(Extracted data entries)
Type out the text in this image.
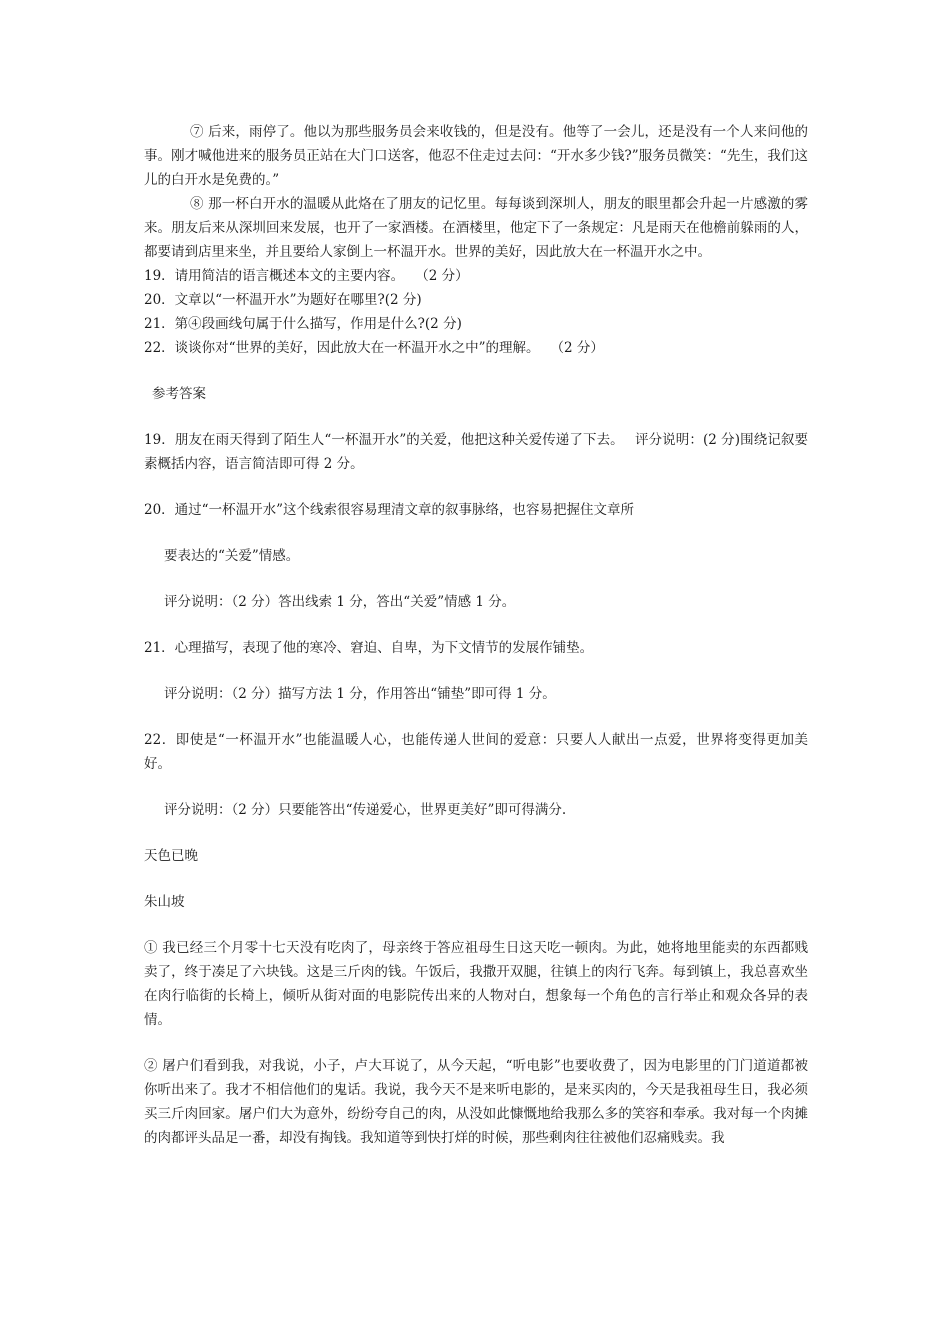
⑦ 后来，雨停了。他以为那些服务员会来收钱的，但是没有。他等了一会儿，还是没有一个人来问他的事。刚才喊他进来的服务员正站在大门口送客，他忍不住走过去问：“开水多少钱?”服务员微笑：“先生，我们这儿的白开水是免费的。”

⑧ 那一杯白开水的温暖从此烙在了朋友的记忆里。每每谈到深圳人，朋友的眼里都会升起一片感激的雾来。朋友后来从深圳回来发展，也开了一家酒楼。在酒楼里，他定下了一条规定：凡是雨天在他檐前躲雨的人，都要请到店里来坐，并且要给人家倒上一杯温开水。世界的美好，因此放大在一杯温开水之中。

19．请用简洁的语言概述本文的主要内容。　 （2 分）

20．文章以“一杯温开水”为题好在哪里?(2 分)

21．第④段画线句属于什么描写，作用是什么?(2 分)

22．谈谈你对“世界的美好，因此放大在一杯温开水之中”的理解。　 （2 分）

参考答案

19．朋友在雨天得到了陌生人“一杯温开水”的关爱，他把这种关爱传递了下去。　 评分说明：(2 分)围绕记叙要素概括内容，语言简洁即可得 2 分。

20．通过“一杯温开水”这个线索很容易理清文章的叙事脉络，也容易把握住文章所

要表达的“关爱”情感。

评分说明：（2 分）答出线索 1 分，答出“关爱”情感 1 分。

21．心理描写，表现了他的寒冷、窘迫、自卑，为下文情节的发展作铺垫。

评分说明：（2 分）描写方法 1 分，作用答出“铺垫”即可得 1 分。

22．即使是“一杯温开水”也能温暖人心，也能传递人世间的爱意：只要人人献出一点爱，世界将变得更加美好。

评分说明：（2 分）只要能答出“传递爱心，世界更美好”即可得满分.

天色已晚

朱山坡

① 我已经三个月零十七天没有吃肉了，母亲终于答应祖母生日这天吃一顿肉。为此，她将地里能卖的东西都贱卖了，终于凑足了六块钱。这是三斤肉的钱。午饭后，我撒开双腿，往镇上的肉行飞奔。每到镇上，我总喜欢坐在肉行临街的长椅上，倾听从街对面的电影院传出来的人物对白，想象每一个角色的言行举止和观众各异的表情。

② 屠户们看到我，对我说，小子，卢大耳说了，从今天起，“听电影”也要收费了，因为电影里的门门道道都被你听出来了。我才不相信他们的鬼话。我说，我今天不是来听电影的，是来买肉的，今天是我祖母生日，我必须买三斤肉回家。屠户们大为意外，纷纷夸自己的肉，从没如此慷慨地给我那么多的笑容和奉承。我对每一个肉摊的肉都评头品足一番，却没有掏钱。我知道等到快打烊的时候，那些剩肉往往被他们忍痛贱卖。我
--
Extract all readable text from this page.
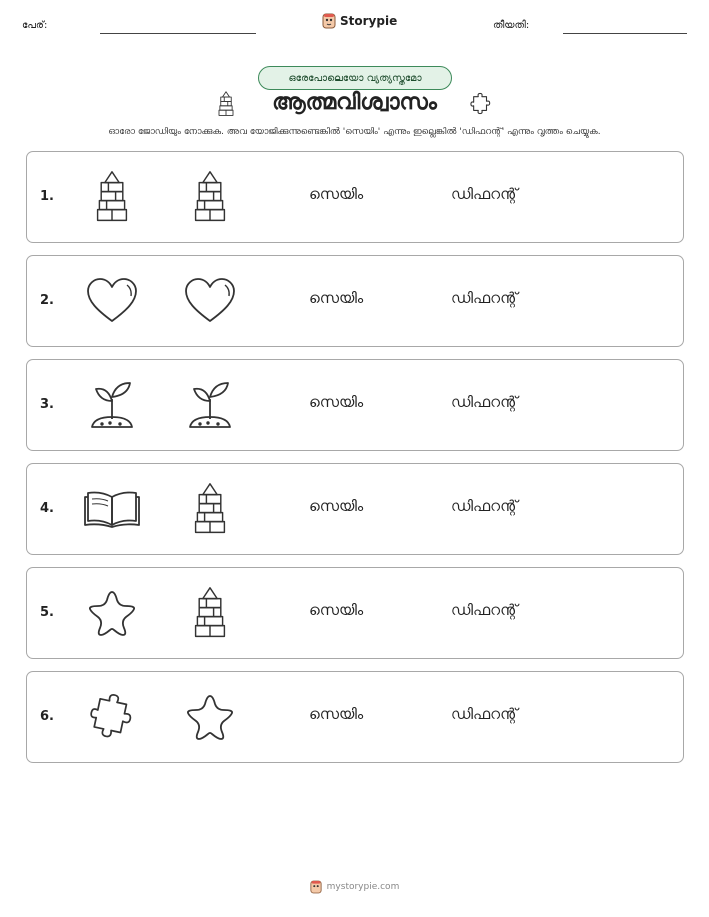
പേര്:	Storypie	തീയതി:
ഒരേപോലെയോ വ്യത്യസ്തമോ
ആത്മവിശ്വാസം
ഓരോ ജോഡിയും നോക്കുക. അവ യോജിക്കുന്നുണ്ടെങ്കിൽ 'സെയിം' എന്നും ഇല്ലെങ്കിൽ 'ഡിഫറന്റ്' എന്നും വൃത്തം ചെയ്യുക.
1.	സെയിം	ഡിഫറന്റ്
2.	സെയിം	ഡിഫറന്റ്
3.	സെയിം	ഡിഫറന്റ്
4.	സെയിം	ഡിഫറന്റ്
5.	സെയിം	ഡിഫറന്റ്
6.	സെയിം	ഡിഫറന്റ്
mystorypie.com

(Exercise):
Choose all lines containing the string "text" and copy them out.

(Output below):
Type out the text in this image.
Extract all readable text from this page.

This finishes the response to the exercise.